* begin DATA SHOWN *

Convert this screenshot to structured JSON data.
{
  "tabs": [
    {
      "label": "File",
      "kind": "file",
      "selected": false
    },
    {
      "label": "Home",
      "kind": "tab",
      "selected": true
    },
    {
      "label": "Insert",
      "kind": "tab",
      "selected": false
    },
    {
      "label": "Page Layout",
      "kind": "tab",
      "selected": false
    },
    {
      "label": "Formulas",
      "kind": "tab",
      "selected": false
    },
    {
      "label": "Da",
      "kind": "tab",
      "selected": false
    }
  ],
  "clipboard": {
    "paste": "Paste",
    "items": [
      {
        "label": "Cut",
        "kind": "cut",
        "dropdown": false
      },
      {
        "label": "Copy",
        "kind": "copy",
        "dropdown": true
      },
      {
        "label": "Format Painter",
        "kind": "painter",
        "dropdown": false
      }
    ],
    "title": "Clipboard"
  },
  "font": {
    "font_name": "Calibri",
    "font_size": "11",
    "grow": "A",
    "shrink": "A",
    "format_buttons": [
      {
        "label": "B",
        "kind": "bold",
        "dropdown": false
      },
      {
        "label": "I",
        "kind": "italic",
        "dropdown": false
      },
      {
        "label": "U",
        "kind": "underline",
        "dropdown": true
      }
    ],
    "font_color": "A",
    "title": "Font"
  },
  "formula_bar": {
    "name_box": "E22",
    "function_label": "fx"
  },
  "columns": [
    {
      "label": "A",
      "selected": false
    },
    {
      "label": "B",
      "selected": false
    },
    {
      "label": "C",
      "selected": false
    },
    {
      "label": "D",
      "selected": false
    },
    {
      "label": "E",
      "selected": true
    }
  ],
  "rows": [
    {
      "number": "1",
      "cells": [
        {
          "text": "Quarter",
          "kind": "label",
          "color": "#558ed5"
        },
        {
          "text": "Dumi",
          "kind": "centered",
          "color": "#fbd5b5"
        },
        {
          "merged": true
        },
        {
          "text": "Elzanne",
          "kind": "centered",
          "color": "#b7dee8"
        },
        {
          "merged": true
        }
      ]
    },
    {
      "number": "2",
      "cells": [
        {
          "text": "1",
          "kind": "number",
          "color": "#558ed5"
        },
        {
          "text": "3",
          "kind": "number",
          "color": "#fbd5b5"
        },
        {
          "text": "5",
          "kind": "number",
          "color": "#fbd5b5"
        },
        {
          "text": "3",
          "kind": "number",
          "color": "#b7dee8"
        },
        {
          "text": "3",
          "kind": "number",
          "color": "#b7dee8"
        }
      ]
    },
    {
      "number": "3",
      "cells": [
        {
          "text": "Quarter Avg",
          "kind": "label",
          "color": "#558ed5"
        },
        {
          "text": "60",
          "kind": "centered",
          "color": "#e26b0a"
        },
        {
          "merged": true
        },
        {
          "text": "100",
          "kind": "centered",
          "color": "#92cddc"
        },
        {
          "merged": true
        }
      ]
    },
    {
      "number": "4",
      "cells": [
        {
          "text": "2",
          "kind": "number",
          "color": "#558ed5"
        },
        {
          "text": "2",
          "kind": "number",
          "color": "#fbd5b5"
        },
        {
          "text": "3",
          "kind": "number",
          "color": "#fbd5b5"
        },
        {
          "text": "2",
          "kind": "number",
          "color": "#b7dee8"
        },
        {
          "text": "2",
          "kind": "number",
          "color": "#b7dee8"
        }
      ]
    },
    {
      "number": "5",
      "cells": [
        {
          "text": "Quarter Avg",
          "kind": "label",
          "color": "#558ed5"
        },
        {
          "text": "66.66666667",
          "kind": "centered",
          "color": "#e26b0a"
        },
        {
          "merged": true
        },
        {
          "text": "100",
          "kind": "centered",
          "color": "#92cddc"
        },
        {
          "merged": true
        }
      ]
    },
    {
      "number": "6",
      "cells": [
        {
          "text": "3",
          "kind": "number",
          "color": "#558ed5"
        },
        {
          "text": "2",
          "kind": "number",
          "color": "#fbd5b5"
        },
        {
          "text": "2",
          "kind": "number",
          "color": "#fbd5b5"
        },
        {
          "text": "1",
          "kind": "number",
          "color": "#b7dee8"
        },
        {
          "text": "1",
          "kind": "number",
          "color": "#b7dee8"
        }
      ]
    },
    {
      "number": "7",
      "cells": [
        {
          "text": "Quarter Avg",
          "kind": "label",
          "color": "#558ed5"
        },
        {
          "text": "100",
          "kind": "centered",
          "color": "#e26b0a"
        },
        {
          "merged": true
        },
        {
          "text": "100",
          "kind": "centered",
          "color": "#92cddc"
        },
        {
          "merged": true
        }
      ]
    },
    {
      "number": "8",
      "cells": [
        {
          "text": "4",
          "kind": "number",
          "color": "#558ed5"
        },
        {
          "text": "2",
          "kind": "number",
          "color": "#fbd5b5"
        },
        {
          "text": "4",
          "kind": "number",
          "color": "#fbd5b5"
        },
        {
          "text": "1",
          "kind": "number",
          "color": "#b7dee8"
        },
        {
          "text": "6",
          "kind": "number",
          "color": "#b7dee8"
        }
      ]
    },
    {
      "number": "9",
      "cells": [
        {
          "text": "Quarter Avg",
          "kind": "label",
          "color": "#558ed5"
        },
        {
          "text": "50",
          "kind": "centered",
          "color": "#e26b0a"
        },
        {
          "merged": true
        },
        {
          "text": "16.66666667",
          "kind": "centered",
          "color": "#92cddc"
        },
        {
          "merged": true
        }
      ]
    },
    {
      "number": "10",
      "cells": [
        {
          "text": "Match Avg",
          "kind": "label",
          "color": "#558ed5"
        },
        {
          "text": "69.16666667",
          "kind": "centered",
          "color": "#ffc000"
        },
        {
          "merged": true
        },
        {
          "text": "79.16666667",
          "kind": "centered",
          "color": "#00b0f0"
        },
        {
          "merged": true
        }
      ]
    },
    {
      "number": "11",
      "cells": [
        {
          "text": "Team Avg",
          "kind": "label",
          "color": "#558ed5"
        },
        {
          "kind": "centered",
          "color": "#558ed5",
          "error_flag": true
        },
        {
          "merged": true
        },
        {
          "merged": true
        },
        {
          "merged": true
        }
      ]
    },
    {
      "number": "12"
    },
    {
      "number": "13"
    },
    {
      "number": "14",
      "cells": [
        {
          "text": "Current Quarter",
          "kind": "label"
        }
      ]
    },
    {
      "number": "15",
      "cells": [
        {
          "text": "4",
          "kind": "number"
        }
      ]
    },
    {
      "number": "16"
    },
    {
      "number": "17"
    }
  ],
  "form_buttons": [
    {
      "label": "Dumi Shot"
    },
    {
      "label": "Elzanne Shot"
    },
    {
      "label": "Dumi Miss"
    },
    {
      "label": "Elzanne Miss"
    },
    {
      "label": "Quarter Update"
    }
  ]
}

* end DATA SHOWN *

Make an exact copy of all the data.

Convert this screenshot to structured JSON data.
{
  "tabs": [
    {
      "label": "File",
      "kind": "file",
      "selected": false
    },
    {
      "label": "Home",
      "kind": "tab",
      "selected": true
    },
    {
      "label": "Insert",
      "kind": "tab",
      "selected": false
    },
    {
      "label": "Page Layout",
      "kind": "tab",
      "selected": false
    },
    {
      "label": "Formulas",
      "kind": "tab",
      "selected": false
    },
    {
      "label": "Da",
      "kind": "tab",
      "selected": false
    }
  ],
  "clipboard": {
    "paste": "Paste",
    "items": [
      {
        "label": "Cut",
        "kind": "cut",
        "dropdown": false
      },
      {
        "label": "Copy",
        "kind": "copy",
        "dropdown": true
      },
      {
        "label": "Format Painter",
        "kind": "painter",
        "dropdown": false
      }
    ],
    "title": "Clipboard"
  },
  "font": {
    "font_name": "Calibri",
    "font_size": "11",
    "grow": "A",
    "shrink": "A",
    "format_buttons": [
      {
        "label": "B",
        "kind": "bold",
        "dropdown": false
      },
      {
        "label": "I",
        "kind": "italic",
        "dropdown": false
      },
      {
        "label": "U",
        "kind": "underline",
        "dropdown": true
      }
    ],
    "font_color": "A",
    "title": "Font"
  },
  "formula_bar": {
    "name_box": "E22",
    "function_label": "fx"
  },
  "columns": [
    {
      "label": "A",
      "selected": false
    },
    {
      "label": "B",
      "selected": false
    },
    {
      "label": "C",
      "selected": false
    },
    {
      "label": "D",
      "selected": false
    },
    {
      "label": "E",
      "selected": true
    }
  ],
  "rows": [
    {
      "number": "1",
      "cells": [
        {
          "text": "Quarter",
          "kind": "label",
          "color": "#558ed5"
        },
        {
          "text": "Dumi",
          "kind": "centered",
          "color": "#fbd5b5"
        },
        {
          "merged": true
        },
        {
          "text": "Elzanne",
          "kind": "centered",
          "color": "#b7dee8"
        },
        {
          "merged": true
        }
      ]
    },
    {
      "number": "2",
      "cells": [
        {
          "text": "1",
          "kind": "number",
          "color": "#558ed5"
        },
        {
          "text": "3",
          "kind": "number",
          "color": "#fbd5b5"
        },
        {
          "text": "5",
          "kind": "number",
          "color": "#fbd5b5"
        },
        {
          "text": "3",
          "kind": "number",
          "color": "#b7dee8"
        },
        {
          "text": "3",
          "kind": "number",
          "color": "#b7dee8"
        }
      ]
    },
    {
      "number": "3",
      "cells": [
        {
          "text": "Quarter Avg",
          "kind": "label",
          "color": "#558ed5"
        },
        {
          "text": "60",
          "kind": "centered",
          "color": "#e26b0a"
        },
        {
          "merged": true
        },
        {
          "text": "100",
          "kind": "centered",
          "color": "#92cddc"
        },
        {
          "merged": true
        }
      ]
    },
    {
      "number": "4",
      "cells": [
        {
          "text": "2",
          "kind": "number",
          "color": "#558ed5"
        },
        {
          "text": "2",
          "kind": "number",
          "color": "#fbd5b5"
        },
        {
          "text": "3",
          "kind": "number",
          "color": "#fbd5b5"
        },
        {
          "text": "2",
          "kind": "number",
          "color": "#b7dee8"
        },
        {
          "text": "2",
          "kind": "number",
          "color": "#b7dee8"
        }
      ]
    },
    {
      "number": "5",
      "cells": [
        {
          "text": "Quarter Avg",
          "kind": "label",
          "color": "#558ed5"
        },
        {
          "text": "66.66666667",
          "kind": "centered",
          "color": "#e26b0a"
        },
        {
          "merged": true
        },
        {
          "text": "100",
          "kind": "centered",
          "color": "#92cddc"
        },
        {
          "merged": true
        }
      ]
    },
    {
      "number": "6",
      "cells": [
        {
          "text": "3",
          "kind": "number",
          "color": "#558ed5"
        },
        {
          "text": "2",
          "kind": "number",
          "color": "#fbd5b5"
        },
        {
          "text": "2",
          "kind": "number",
          "color": "#fbd5b5"
        },
        {
          "text": "1",
          "kind": "number",
          "color": "#b7dee8"
        },
        {
          "text": "1",
          "kind": "number",
          "color": "#b7dee8"
        }
      ]
    },
    {
      "number": "7",
      "cells": [
        {
          "text": "Quarter Avg",
          "kind": "label",
          "color": "#558ed5"
        },
        {
          "text": "100",
          "kind": "centered",
          "color": "#e26b0a"
        },
        {
          "merged": true
        },
        {
          "text": "100",
          "kind": "centered",
          "color": "#92cddc"
        },
        {
          "merged": true
        }
      ]
    },
    {
      "number": "8",
      "cells": [
        {
          "text": "4",
          "kind": "number",
          "color": "#558ed5"
        },
        {
          "text": "2",
          "kind": "number",
          "color": "#fbd5b5"
        },
        {
          "text": "4",
          "kind": "number",
          "color": "#fbd5b5"
        },
        {
          "text": "1",
          "kind": "number",
          "color": "#b7dee8"
        },
        {
          "text": "6",
          "kind": "number",
          "color": "#b7dee8"
        }
      ]
    },
    {
      "number": "9",
      "cells": [
        {
          "text": "Quarter Avg",
          "kind": "label",
          "color": "#558ed5"
        },
        {
          "text": "50",
          "kind": "centered",
          "color": "#e26b0a"
        },
        {
          "merged": true
        },
        {
          "text": "16.66666667",
          "kind": "centered",
          "color": "#92cddc"
        },
        {
          "merged": true
        }
      ]
    },
    {
      "number": "10",
      "cells": [
        {
          "text": "Match Avg",
          "kind": "label",
          "color": "#558ed5"
        },
        {
          "text": "69.16666667",
          "kind": "centered",
          "color": "#ffc000"
        },
        {
          "merged": true
        },
        {
          "text": "79.16666667",
          "kind": "centered",
          "color": "#00b0f0"
        },
        {
          "merged": true
        }
      ]
    },
    {
      "number": "11",
      "cells": [
        {
          "text": "Team Avg",
          "kind": "label",
          "color": "#558ed5"
        },
        {
          "kind": "centered",
          "color": "#558ed5",
          "error_flag": true
        },
        {
          "merged": true
        },
        {
          "merged": true
        },
        {
          "merged": true
        }
      ]
    },
    {
      "number": "12"
    },
    {
      "number": "13"
    },
    {
      "number": "14",
      "cells": [
        {
          "text": "Current Quarter",
          "kind": "label"
        }
      ]
    },
    {
      "number": "15",
      "cells": [
        {
          "text": "4",
          "kind": "number"
        }
      ]
    },
    {
      "number": "16"
    },
    {
      "number": "17"
    }
  ],
  "form_buttons": [
    {
      "label": "Dumi Shot"
    },
    {
      "label": "Elzanne Shot"
    },
    {
      "label": "Dumi Miss"
    },
    {
      "label": "Elzanne Miss"
    },
    {
      "label": "Quarter Update"
    }
  ]
}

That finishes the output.